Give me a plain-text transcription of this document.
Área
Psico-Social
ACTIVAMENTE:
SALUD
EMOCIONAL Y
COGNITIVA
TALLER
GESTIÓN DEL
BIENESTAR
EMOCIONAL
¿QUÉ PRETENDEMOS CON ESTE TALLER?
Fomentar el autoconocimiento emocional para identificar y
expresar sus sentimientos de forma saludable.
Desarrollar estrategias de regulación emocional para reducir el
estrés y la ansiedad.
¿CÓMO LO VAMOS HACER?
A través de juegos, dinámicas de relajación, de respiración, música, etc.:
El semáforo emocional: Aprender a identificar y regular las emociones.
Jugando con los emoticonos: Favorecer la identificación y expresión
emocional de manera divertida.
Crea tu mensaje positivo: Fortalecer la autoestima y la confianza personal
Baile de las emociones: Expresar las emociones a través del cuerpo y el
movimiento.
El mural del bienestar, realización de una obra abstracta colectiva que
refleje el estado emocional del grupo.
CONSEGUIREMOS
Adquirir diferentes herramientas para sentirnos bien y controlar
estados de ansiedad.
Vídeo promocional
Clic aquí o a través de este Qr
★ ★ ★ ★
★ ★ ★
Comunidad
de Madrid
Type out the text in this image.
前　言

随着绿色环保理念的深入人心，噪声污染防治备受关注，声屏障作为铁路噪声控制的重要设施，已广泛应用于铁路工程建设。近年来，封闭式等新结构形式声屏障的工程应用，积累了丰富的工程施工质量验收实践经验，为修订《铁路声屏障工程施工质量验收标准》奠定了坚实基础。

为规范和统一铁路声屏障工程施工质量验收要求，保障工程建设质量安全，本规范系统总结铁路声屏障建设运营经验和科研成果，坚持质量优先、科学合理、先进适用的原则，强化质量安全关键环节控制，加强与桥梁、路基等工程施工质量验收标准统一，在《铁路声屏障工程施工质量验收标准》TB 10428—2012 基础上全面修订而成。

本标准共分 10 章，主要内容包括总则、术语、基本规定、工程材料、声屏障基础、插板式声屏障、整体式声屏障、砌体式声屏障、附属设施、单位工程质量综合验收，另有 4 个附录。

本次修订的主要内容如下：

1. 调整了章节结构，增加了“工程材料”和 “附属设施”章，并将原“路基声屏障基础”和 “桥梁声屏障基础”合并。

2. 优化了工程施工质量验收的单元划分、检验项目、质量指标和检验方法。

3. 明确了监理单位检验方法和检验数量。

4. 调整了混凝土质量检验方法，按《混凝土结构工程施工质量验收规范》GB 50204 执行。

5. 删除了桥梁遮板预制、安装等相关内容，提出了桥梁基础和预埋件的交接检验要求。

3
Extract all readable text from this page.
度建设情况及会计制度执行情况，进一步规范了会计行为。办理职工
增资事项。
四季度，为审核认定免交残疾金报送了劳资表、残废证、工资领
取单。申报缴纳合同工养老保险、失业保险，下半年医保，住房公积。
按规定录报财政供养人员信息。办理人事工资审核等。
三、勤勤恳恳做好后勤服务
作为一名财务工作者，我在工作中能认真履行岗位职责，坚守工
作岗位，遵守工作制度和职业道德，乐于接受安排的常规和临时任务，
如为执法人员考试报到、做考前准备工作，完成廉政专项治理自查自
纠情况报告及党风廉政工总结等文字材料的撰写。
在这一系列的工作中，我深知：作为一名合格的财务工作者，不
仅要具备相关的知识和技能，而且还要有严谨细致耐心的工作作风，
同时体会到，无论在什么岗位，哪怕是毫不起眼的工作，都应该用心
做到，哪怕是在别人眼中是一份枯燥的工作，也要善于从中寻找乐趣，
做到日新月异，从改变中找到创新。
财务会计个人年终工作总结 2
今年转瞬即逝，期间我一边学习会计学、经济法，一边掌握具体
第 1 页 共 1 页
************
» **INSTRUCTIONS FOR THE TASK**: Transcribe each entry precisely, missing none.

» **SOLUTION TO THE EXERCISE**:
Give me a plain-text transcription of this document.
Área
Psico-Social
ACTIVAMENTE:
SALUD
EMOCIONAL Y
COGNITIVA
TALLER
GESTIÓN DEL
BIENESTAR
EMOCIONAL
¿QUÉ PRETENDEMOS CON ESTE TALLER?
Fomentar el autoconocimiento emocional para identificar y
expresar sus sentimientos de forma saludable.
Desarrollar estrategias de regulación emocional para reducir el
estrés y la ansiedad.
¿CÓMO LO VAMOS HACER?
A través de juegos, dinámicas de relajación, de respiración, música, etc.:
El semáforo emocional: Aprender a identificar y regular las emociones.
Jugando con los emoticonos: Favorecer la identificación y expresión
emocional de manera divertida.
Crea tu mensaje positivo: Fortalecer la autoestima y la confianza personal
Baile de las emociones: Expresar las emociones a través del cuerpo y el
movimiento.
El mural del bienestar, realización de una obra abstracta colectiva que
refleje el estado emocional del grupo.
CONSEGUIREMOS
Adquirir diferentes herramientas para sentirnos bien y controlar
estados de ansiedad.
Vídeo promocional
Clic aquí o a través de este Qr
★ ★ ★ ★
★ ★ ★
Comunidad
de Madrid
Type out the text in this image.
前　言

随着绿色环保理念的深入人心，噪声污染防治备受关注，声屏障作为铁路噪声控制的重要设施，已广泛应用于铁路工程建设。近年来，封闭式等新结构形式声屏障的工程应用，积累了丰富的工程施工质量验收实践经验，为修订《铁路声屏障工程施工质量验收标准》奠定了坚实基础。

为规范和统一铁路声屏障工程施工质量验收要求，保障工程建设质量安全，本规范系统总结铁路声屏障建设运营经验和科研成果，坚持质量优先、科学合理、先进适用的原则，强化质量安全关键环节控制，加强与桥梁、路基等工程施工质量验收标准统一，在《铁路声屏障工程施工质量验收标准》TB 10428—2012 基础上全面修订而成。

本标准共分 10 章，主要内容包括总则、术语、基本规定、工程材料、声屏障基础、插板式声屏障、整体式声屏障、砌体式声屏障、附属设施、单位工程质量综合验收，另有 4 个附录。

本次修订的主要内容如下：

1. 调整了章节结构，增加了“工程材料”和 “附属设施”章，并将原“路基声屏障基础”和 “桥梁声屏障基础”合并。

2. 优化了工程施工质量验收的单元划分、检验项目、质量指标和检验方法。

3. 明确了监理单位检验方法和检验数量。

4. 调整了混凝土质量检验方法，按《混凝土结构工程施工质量验收规范》GB 50204 执行。

5. 删除了桥梁遮板预制、安装等相关内容，提出了桥梁基础和预埋件的交接检验要求。

3
Extract all readable text from this page.
度建设情况及会计制度执行情况，进一步规范了会计行为。办理职工
增资事项。
四季度，为审核认定免交残疾金报送了劳资表、残废证、工资领
取单。申报缴纳合同工养老保险、失业保险，下半年医保，住房公积。
按规定录报财政供养人员信息。办理人事工资审核等。
三、勤勤恳恳做好后勤服务
作为一名财务工作者，我在工作中能认真履行岗位职责，坚守工
作岗位，遵守工作制度和职业道德，乐于接受安排的常规和临时任务，
如为执法人员考试报到、做考前准备工作，完成廉政专项治理自查自
纠情况报告及党风廉政工总结等文字材料的撰写。
在这一系列的工作中，我深知：作为一名合格的财务工作者，不
仅要具备相关的知识和技能，而且还要有严谨细致耐心的工作作风，
同时体会到，无论在什么岗位，哪怕是毫不起眼的工作，都应该用心
做到，哪怕是在别人眼中是一份枯燥的工作，也要善于从中寻找乐趣，
做到日新月异，从改变中找到创新。
财务会计个人年终工作总结 2
今年转瞬即逝，期间我一边学习会计学、经济法，一边掌握具体
第 1 页 共 1 页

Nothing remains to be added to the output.